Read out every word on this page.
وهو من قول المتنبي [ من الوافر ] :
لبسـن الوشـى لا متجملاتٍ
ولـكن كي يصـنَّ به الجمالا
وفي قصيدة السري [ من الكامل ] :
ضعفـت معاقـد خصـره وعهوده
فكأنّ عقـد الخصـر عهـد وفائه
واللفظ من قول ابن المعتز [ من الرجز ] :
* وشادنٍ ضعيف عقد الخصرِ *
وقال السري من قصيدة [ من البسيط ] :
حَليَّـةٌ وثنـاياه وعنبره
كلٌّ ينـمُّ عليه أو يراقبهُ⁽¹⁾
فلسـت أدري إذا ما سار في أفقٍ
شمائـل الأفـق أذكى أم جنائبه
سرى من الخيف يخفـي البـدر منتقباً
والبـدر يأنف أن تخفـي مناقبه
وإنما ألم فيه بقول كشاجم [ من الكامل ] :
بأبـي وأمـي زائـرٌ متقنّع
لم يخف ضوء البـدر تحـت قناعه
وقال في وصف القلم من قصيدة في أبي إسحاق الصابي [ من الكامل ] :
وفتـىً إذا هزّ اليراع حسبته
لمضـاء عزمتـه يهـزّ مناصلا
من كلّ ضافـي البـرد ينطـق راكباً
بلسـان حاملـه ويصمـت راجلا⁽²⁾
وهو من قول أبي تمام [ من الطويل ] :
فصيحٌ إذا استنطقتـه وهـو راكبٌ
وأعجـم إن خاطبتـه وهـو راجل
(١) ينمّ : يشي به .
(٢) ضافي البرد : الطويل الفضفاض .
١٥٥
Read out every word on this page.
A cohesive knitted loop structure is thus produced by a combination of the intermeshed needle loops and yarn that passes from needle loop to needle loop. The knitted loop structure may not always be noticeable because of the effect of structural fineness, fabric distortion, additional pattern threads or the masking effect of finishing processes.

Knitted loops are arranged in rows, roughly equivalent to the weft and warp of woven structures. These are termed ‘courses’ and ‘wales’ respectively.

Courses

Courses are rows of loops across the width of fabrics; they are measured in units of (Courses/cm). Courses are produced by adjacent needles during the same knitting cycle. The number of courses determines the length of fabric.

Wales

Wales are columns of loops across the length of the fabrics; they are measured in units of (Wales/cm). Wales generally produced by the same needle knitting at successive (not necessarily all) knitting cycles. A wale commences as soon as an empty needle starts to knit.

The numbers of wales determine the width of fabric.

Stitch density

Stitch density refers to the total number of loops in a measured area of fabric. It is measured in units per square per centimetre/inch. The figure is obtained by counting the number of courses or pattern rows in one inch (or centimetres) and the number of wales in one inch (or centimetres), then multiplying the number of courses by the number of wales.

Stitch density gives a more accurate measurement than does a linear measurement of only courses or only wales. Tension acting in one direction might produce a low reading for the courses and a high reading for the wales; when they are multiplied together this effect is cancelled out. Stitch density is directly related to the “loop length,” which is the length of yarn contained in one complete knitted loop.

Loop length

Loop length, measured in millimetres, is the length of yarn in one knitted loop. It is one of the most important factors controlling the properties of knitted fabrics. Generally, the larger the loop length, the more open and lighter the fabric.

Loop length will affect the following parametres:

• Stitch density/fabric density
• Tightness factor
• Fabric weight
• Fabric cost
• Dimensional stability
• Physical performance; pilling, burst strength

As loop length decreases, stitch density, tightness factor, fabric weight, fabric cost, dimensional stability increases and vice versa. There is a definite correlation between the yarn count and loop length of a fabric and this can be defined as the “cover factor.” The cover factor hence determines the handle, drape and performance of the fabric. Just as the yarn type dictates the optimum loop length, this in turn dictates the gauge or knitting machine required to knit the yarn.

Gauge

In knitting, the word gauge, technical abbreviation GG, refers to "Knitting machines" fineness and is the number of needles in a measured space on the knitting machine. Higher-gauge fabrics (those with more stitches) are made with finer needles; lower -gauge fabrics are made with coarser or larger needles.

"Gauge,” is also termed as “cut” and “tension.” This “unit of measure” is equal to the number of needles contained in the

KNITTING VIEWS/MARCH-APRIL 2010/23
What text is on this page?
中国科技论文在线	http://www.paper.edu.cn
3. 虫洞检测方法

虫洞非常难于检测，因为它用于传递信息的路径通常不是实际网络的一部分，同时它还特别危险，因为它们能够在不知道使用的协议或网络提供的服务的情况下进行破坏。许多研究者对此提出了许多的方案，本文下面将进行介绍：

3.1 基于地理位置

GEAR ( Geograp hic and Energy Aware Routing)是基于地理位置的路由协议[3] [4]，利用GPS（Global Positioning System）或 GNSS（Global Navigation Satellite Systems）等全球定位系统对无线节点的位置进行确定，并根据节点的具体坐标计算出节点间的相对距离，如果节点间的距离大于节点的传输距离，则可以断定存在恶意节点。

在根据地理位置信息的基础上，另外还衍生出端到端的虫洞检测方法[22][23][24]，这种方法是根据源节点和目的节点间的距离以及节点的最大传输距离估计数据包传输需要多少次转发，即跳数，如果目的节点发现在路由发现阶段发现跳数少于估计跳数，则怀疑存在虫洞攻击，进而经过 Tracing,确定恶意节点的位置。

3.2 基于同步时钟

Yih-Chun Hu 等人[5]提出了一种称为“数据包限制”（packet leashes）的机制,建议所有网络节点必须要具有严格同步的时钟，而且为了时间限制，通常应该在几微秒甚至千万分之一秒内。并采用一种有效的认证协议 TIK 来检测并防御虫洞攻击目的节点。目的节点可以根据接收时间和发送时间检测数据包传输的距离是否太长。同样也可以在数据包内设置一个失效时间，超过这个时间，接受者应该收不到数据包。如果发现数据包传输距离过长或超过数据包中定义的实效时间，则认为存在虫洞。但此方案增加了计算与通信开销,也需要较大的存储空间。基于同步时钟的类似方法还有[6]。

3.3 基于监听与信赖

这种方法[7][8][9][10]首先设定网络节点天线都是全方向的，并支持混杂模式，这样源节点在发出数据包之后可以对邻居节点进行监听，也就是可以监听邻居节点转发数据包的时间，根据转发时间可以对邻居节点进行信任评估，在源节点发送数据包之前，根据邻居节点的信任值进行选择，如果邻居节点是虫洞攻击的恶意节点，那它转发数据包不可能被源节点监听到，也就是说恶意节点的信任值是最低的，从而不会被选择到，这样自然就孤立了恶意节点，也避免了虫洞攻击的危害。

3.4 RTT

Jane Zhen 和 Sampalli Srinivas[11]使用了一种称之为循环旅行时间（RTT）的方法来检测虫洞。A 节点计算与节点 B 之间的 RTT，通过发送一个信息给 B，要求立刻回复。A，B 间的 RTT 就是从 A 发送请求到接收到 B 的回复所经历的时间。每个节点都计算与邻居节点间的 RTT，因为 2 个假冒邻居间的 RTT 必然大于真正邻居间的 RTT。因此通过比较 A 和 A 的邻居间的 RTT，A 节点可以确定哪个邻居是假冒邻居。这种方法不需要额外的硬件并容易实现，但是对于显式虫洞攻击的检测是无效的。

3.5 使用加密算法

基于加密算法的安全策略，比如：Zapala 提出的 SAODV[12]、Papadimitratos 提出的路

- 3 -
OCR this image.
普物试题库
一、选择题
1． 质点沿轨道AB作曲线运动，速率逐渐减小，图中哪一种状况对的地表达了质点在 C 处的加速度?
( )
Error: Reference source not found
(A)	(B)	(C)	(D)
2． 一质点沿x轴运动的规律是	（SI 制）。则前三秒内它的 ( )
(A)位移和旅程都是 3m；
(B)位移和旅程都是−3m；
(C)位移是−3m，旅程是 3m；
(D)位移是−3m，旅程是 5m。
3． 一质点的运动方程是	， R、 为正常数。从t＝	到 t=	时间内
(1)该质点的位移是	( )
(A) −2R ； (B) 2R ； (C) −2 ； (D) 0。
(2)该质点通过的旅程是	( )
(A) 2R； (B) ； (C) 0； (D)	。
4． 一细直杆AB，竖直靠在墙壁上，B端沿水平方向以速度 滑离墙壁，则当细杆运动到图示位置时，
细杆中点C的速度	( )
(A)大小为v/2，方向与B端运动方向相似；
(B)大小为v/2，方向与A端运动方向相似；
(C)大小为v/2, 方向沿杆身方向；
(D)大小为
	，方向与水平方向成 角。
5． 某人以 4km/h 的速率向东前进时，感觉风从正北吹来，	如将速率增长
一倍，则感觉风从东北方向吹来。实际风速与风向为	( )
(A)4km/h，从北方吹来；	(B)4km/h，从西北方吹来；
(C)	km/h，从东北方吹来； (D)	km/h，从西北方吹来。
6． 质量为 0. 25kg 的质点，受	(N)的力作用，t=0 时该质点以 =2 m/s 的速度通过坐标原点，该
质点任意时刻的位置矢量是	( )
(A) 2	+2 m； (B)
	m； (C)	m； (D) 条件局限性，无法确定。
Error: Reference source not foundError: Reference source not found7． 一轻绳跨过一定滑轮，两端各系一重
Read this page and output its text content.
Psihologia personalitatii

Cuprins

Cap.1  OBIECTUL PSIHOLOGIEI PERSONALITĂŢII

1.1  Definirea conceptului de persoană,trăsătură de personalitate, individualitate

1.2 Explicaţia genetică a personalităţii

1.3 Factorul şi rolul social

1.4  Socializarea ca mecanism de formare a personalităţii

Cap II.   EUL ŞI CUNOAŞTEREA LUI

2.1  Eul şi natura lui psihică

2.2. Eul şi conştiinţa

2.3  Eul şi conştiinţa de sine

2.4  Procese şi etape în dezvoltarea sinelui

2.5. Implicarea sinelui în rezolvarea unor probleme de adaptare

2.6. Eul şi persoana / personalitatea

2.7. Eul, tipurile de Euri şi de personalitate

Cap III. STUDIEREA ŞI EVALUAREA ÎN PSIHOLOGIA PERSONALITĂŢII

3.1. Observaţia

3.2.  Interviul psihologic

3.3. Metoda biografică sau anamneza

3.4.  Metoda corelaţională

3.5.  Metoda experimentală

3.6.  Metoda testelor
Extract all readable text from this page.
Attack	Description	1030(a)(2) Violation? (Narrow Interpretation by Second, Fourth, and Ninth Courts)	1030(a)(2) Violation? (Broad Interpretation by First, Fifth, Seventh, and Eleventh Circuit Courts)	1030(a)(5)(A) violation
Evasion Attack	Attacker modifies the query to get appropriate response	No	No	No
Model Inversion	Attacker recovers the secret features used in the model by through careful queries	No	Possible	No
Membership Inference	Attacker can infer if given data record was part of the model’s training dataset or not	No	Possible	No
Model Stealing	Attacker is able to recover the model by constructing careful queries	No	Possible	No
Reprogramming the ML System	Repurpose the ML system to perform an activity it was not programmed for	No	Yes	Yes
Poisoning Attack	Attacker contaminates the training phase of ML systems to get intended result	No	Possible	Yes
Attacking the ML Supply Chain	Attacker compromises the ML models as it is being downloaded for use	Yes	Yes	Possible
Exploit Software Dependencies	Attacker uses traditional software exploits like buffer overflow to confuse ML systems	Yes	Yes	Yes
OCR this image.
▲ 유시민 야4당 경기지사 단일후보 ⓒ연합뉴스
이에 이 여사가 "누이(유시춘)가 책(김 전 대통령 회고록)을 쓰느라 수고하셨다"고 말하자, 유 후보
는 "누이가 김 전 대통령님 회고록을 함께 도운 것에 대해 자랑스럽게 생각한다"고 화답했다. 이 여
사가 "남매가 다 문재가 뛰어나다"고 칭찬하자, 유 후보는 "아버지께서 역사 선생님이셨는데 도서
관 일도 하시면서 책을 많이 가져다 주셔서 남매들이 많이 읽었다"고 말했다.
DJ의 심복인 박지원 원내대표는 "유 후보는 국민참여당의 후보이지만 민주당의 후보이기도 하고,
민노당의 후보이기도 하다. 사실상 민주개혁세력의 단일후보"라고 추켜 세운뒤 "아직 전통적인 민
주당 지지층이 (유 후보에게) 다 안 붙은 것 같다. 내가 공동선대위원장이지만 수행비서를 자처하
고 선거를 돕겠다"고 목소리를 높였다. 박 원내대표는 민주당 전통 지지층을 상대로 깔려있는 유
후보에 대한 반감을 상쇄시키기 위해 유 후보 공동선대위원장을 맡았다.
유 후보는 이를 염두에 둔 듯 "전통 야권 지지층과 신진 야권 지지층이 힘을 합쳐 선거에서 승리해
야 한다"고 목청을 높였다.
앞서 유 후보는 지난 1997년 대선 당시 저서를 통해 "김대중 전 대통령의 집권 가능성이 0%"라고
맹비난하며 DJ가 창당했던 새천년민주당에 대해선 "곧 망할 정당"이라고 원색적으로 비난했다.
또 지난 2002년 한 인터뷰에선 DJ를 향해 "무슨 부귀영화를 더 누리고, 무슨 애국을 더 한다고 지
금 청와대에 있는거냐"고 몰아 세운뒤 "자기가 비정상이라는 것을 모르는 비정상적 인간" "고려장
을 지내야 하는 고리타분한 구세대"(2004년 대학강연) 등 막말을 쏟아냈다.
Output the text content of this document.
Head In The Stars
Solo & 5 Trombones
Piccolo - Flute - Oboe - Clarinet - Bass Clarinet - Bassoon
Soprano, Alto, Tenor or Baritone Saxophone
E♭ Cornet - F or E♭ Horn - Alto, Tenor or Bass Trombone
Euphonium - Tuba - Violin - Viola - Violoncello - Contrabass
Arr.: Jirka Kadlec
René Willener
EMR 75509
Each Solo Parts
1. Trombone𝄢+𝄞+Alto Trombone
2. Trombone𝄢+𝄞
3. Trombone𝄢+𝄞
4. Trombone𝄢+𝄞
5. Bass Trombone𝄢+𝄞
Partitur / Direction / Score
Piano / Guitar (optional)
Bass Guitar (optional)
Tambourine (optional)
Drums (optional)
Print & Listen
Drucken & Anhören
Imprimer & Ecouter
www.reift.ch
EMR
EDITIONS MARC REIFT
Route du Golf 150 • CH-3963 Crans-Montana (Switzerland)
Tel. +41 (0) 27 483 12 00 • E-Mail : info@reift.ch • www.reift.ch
══════
▶ **Given problem**
Show all lines from the listing above in which "training" appears.

▶ **Task response**
Membership Inference	Attacker can infer if given data record was part of the model’s training dataset or not	No	Possible	No
Poisoning Attack	Attacker contaminates the training phase of ML systems to get intended result	No	Possible	Yes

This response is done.